Provided data ->
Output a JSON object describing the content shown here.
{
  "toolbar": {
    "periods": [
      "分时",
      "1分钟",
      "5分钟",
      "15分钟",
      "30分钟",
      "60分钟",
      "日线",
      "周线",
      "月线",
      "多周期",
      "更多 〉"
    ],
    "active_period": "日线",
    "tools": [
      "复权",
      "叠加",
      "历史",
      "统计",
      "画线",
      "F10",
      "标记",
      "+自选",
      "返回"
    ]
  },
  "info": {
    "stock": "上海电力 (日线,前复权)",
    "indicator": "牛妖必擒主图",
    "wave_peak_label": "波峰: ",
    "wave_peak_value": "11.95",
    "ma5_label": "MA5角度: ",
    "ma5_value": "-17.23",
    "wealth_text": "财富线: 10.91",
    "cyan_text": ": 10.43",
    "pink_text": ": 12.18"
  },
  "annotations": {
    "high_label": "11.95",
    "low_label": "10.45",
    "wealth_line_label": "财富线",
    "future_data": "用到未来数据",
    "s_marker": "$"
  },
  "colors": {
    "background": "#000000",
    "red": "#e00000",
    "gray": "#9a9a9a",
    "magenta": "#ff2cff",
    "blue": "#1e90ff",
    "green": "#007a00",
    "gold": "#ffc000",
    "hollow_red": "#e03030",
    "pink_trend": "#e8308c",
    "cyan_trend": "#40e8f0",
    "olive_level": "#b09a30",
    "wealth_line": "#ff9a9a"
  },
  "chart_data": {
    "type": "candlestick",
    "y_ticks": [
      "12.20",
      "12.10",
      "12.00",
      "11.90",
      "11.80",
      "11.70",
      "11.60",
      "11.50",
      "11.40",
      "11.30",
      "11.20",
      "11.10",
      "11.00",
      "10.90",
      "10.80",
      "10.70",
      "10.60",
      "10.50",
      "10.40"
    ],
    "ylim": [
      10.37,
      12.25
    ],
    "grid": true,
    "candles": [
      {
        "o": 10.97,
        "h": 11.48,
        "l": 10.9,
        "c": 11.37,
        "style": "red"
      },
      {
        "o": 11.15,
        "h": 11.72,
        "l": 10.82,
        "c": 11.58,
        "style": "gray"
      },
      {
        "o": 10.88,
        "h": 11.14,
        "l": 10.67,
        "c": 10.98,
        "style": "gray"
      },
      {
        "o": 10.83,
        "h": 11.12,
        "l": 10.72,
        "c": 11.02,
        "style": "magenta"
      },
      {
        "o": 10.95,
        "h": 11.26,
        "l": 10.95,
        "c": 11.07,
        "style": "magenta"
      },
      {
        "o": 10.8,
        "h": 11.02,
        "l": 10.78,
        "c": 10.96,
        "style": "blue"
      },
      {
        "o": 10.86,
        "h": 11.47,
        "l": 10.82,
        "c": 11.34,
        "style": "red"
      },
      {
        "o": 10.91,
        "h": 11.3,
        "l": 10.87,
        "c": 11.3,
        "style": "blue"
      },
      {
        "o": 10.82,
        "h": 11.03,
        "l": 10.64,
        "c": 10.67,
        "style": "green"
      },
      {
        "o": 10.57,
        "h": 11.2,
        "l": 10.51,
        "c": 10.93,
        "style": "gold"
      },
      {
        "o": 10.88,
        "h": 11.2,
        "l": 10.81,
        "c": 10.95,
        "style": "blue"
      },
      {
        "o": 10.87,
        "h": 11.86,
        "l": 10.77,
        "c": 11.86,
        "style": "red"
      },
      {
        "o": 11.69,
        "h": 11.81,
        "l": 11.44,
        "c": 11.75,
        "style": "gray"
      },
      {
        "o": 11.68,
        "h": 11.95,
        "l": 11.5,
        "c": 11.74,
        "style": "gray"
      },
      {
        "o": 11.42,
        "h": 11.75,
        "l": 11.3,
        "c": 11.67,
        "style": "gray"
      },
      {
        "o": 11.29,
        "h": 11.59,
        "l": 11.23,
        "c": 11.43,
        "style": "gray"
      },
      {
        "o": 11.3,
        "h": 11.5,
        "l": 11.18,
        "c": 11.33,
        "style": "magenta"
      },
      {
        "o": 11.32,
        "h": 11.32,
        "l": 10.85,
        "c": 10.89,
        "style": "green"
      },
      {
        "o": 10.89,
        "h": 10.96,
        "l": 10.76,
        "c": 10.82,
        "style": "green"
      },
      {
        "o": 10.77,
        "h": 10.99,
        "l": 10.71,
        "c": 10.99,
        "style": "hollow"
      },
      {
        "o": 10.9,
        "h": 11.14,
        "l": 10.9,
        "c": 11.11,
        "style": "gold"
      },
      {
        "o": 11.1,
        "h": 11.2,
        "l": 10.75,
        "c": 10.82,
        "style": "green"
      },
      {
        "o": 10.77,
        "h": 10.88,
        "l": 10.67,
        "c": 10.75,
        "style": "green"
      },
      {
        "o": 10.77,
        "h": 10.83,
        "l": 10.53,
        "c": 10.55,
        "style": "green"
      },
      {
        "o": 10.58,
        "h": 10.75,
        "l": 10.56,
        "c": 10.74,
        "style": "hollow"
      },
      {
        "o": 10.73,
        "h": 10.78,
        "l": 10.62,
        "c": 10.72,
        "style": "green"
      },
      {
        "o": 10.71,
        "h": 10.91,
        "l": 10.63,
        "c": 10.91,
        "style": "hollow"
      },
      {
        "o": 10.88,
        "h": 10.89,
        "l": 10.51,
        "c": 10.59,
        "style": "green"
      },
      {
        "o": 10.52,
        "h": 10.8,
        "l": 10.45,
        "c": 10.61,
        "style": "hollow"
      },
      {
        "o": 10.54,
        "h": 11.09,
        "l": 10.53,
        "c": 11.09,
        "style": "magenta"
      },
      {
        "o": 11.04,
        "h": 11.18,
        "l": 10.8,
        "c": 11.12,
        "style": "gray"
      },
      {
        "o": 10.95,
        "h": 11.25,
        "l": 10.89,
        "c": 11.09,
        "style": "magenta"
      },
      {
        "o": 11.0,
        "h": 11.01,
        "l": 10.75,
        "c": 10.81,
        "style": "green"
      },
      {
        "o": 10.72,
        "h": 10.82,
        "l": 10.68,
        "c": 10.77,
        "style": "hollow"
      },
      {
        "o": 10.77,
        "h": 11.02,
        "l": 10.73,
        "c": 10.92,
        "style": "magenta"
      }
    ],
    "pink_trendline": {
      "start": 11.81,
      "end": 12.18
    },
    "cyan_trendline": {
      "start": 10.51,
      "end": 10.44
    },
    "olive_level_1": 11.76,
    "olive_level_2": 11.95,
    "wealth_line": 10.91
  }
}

What is expected ->
Each line of the material must be restated exactly.

The completed task ->
Output a JSON object describing the content shown here.
{
  "toolbar": {
    "periods": [
      "分时",
      "1分钟",
      "5分钟",
      "15分钟",
      "30分钟",
      "60分钟",
      "日线",
      "周线",
      "月线",
      "多周期",
      "更多 〉"
    ],
    "active_period": "日线",
    "tools": [
      "复权",
      "叠加",
      "历史",
      "统计",
      "画线",
      "F10",
      "标记",
      "+自选",
      "返回"
    ]
  },
  "info": {
    "stock": "上海电力 (日线,前复权)",
    "indicator": "牛妖必擒主图",
    "wave_peak_label": "波峰: ",
    "wave_peak_value": "11.95",
    "ma5_label": "MA5角度: ",
    "ma5_value": "-17.23",
    "wealth_text": "财富线: 10.91",
    "cyan_text": ": 10.43",
    "pink_text": ": 12.18"
  },
  "annotations": {
    "high_label": "11.95",
    "low_label": "10.45",
    "wealth_line_label": "财富线",
    "future_data": "用到未来数据",
    "s_marker": "$"
  },
  "colors": {
    "background": "#000000",
    "red": "#e00000",
    "gray": "#9a9a9a",
    "magenta": "#ff2cff",
    "blue": "#1e90ff",
    "green": "#007a00",
    "gold": "#ffc000",
    "hollow_red": "#e03030",
    "pink_trend": "#e8308c",
    "cyan_trend": "#40e8f0",
    "olive_level": "#b09a30",
    "wealth_line": "#ff9a9a"
  },
  "chart_data": {
    "type": "candlestick",
    "y_ticks": [
      "12.20",
      "12.10",
      "12.00",
      "11.90",
      "11.80",
      "11.70",
      "11.60",
      "11.50",
      "11.40",
      "11.30",
      "11.20",
      "11.10",
      "11.00",
      "10.90",
      "10.80",
      "10.70",
      "10.60",
      "10.50",
      "10.40"
    ],
    "ylim": [
      10.37,
      12.25
    ],
    "grid": true,
    "candles": [
      {
        "o": 10.97,
        "h": 11.48,
        "l": 10.9,
        "c": 11.37,
        "style": "red"
      },
      {
        "o": 11.15,
        "h": 11.72,
        "l": 10.82,
        "c": 11.58,
        "style": "gray"
      },
      {
        "o": 10.88,
        "h": 11.14,
        "l": 10.67,
        "c": 10.98,
        "style": "gray"
      },
      {
        "o": 10.83,
        "h": 11.12,
        "l": 10.72,
        "c": 11.02,
        "style": "magenta"
      },
      {
        "o": 10.95,
        "h": 11.26,
        "l": 10.95,
        "c": 11.07,
        "style": "magenta"
      },
      {
        "o": 10.8,
        "h": 11.02,
        "l": 10.78,
        "c": 10.96,
        "style": "blue"
      },
      {
        "o": 10.86,
        "h": 11.47,
        "l": 10.82,
        "c": 11.34,
        "style": "red"
      },
      {
        "o": 10.91,
        "h": 11.3,
        "l": 10.87,
        "c": 11.3,
        "style": "blue"
      },
      {
        "o": 10.82,
        "h": 11.03,
        "l": 10.64,
        "c": 10.67,
        "style": "green"
      },
      {
        "o": 10.57,
        "h": 11.2,
        "l": 10.51,
        "c": 10.93,
        "style": "gold"
      },
      {
        "o": 10.88,
        "h": 11.2,
        "l": 10.81,
        "c": 10.95,
        "style": "blue"
      },
      {
        "o": 10.87,
        "h": 11.86,
        "l": 10.77,
        "c": 11.86,
        "style": "red"
      },
      {
        "o": 11.69,
        "h": 11.81,
        "l": 11.44,
        "c": 11.75,
        "style": "gray"
      },
      {
        "o": 11.68,
        "h": 11.95,
        "l": 11.5,
        "c": 11.74,
        "style": "gray"
      },
      {
        "o": 11.42,
        "h": 11.75,
        "l": 11.3,
        "c": 11.67,
        "style": "gray"
      },
      {
        "o": 11.29,
        "h": 11.59,
        "l": 11.23,
        "c": 11.43,
        "style": "gray"
      },
      {
        "o": 11.3,
        "h": 11.5,
        "l": 11.18,
        "c": 11.33,
        "style": "magenta"
      },
      {
        "o": 11.32,
        "h": 11.32,
        "l": 10.85,
        "c": 10.89,
        "style": "green"
      },
      {
        "o": 10.89,
        "h": 10.96,
        "l": 10.76,
        "c": 10.82,
        "style": "green"
      },
      {
        "o": 10.77,
        "h": 10.99,
        "l": 10.71,
        "c": 10.99,
        "style": "hollow"
      },
      {
        "o": 10.9,
        "h": 11.14,
        "l": 10.9,
        "c": 11.11,
        "style": "gold"
      },
      {
        "o": 11.1,
        "h": 11.2,
        "l": 10.75,
        "c": 10.82,
        "style": "green"
      },
      {
        "o": 10.77,
        "h": 10.88,
        "l": 10.67,
        "c": 10.75,
        "style": "green"
      },
      {
        "o": 10.77,
        "h": 10.83,
        "l": 10.53,
        "c": 10.55,
        "style": "green"
      },
      {
        "o": 10.58,
        "h": 10.75,
        "l": 10.56,
        "c": 10.74,
        "style": "hollow"
      },
      {
        "o": 10.73,
        "h": 10.78,
        "l": 10.62,
        "c": 10.72,
        "style": "green"
      },
      {
        "o": 10.71,
        "h": 10.91,
        "l": 10.63,
        "c": 10.91,
        "style": "hollow"
      },
      {
        "o": 10.88,
        "h": 10.89,
        "l": 10.51,
        "c": 10.59,
        "style": "green"
      },
      {
        "o": 10.52,
        "h": 10.8,
        "l": 10.45,
        "c": 10.61,
        "style": "hollow"
      },
      {
        "o": 10.54,
        "h": 11.09,
        "l": 10.53,
        "c": 11.09,
        "style": "magenta"
      },
      {
        "o": 11.04,
        "h": 11.18,
        "l": 10.8,
        "c": 11.12,
        "style": "gray"
      },
      {
        "o": 10.95,
        "h": 11.25,
        "l": 10.89,
        "c": 11.09,
        "style": "magenta"
      },
      {
        "o": 11.0,
        "h": 11.01,
        "l": 10.75,
        "c": 10.81,
        "style": "green"
      },
      {
        "o": 10.72,
        "h": 10.82,
        "l": 10.68,
        "c": 10.77,
        "style": "hollow"
      },
      {
        "o": 10.77,
        "h": 11.02,
        "l": 10.73,
        "c": 10.92,
        "style": "magenta"
      }
    ],
    "pink_trendline": {
      "start": 11.81,
      "end": 12.18
    },
    "cyan_trendline": {
      "start": 10.51,
      "end": 10.44
    },
    "olive_level_1": 11.76,
    "olive_level_2": 11.95,
    "wealth_line": 10.91
  }
}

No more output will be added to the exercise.